━━━━━ RECORDS TO USE ━━━━━

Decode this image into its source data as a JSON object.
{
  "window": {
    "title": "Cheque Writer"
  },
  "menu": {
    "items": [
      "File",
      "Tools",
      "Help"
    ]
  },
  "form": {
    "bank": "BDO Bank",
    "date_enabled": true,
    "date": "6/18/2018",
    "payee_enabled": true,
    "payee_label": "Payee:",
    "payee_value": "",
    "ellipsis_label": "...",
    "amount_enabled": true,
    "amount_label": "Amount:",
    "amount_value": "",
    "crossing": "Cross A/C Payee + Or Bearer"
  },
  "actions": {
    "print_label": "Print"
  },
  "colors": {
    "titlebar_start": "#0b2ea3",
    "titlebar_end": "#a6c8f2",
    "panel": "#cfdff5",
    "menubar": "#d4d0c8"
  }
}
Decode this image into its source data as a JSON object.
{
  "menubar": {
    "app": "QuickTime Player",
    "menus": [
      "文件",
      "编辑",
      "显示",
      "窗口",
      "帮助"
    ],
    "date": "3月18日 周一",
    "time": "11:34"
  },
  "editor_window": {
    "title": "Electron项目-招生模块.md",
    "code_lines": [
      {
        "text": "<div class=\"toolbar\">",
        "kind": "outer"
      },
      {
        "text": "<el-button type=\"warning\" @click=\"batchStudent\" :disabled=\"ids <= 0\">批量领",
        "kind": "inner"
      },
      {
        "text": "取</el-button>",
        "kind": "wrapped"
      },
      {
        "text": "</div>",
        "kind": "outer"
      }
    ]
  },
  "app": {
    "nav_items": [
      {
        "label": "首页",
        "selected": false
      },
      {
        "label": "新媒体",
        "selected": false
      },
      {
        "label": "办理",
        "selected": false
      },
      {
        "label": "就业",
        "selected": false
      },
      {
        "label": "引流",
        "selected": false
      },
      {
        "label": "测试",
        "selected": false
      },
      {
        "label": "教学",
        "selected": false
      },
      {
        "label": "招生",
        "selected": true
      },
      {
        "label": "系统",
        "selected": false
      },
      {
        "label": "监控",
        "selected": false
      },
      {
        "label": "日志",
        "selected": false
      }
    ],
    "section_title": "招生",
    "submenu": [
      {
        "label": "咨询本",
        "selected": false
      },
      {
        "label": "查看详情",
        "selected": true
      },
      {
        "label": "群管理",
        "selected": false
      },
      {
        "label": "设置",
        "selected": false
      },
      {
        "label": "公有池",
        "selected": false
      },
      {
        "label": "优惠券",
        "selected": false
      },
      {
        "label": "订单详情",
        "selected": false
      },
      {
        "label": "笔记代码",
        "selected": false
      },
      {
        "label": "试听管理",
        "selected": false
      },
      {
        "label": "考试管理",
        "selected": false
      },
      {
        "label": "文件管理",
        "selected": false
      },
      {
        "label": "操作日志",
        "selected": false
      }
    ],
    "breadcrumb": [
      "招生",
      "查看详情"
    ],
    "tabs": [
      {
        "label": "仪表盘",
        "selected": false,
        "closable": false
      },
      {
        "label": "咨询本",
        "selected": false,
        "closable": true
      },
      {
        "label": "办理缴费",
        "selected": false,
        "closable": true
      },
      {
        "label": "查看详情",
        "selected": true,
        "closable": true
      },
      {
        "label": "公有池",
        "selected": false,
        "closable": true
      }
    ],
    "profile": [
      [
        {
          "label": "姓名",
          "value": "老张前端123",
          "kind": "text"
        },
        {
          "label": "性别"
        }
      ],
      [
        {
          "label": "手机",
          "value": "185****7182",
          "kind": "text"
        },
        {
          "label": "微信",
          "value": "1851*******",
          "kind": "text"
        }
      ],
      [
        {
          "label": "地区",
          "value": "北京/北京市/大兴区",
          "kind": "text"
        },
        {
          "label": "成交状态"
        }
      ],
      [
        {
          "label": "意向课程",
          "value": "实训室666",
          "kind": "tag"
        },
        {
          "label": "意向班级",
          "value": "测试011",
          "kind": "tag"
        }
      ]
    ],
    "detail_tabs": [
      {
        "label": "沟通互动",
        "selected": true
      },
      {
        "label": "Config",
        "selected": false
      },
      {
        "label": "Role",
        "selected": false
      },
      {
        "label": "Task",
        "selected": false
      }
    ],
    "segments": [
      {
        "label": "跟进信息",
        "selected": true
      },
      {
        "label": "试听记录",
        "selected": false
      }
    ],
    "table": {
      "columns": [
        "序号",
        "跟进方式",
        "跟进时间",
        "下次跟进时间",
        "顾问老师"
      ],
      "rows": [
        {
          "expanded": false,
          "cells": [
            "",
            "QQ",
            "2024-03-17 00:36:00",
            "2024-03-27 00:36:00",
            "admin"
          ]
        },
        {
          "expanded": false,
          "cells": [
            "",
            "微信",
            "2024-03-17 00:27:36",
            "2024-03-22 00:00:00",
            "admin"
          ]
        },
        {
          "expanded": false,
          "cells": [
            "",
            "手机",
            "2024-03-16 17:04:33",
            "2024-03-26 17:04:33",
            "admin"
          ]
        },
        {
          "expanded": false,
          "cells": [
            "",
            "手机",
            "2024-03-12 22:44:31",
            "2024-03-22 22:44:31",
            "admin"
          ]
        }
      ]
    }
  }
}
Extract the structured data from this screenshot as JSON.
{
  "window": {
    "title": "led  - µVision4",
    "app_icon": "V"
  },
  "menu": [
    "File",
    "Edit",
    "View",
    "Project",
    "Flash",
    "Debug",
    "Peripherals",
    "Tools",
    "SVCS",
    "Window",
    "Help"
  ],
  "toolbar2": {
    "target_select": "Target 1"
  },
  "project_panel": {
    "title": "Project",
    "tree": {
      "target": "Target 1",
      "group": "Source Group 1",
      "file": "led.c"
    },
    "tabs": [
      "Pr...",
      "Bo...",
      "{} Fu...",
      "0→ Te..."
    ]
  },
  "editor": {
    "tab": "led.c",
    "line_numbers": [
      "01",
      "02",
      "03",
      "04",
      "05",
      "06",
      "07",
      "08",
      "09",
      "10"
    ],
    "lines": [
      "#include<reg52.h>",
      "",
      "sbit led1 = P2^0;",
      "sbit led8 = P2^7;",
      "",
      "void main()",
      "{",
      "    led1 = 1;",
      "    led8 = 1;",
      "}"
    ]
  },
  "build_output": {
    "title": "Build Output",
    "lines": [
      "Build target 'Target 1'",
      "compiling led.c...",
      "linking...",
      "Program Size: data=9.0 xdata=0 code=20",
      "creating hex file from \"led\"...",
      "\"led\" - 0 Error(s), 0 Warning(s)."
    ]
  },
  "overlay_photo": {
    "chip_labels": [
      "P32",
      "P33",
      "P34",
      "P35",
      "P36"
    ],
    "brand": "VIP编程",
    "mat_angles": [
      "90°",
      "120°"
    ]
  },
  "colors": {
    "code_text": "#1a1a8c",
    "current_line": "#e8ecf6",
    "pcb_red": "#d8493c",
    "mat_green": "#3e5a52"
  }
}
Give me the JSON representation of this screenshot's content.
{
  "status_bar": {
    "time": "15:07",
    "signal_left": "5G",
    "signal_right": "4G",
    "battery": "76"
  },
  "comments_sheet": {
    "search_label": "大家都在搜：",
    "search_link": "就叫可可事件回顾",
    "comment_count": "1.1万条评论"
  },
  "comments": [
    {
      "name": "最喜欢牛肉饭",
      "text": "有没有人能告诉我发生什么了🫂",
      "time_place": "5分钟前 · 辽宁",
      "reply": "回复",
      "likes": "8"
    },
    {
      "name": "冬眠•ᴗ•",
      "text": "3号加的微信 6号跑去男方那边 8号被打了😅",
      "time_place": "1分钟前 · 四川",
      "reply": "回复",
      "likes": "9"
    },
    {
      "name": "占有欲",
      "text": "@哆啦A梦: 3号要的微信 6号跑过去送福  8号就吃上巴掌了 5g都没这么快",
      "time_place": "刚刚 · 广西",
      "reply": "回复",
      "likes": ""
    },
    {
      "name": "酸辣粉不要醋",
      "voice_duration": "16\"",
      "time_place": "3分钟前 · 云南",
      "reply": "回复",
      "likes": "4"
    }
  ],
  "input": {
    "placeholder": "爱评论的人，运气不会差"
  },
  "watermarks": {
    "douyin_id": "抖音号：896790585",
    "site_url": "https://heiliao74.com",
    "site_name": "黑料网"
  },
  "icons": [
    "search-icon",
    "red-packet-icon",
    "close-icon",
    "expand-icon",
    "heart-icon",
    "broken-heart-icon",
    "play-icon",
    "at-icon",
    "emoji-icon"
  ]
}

━━━━━

[DO THIS]: Select and copy every line of the material that holds the string "button".

[OUTPUT]:
        "text": "<el-button type=\"warning\" @click=\"batchStudent\" :disabled=\"ids <= 0\">批量领",
        "text": "取</el-button>",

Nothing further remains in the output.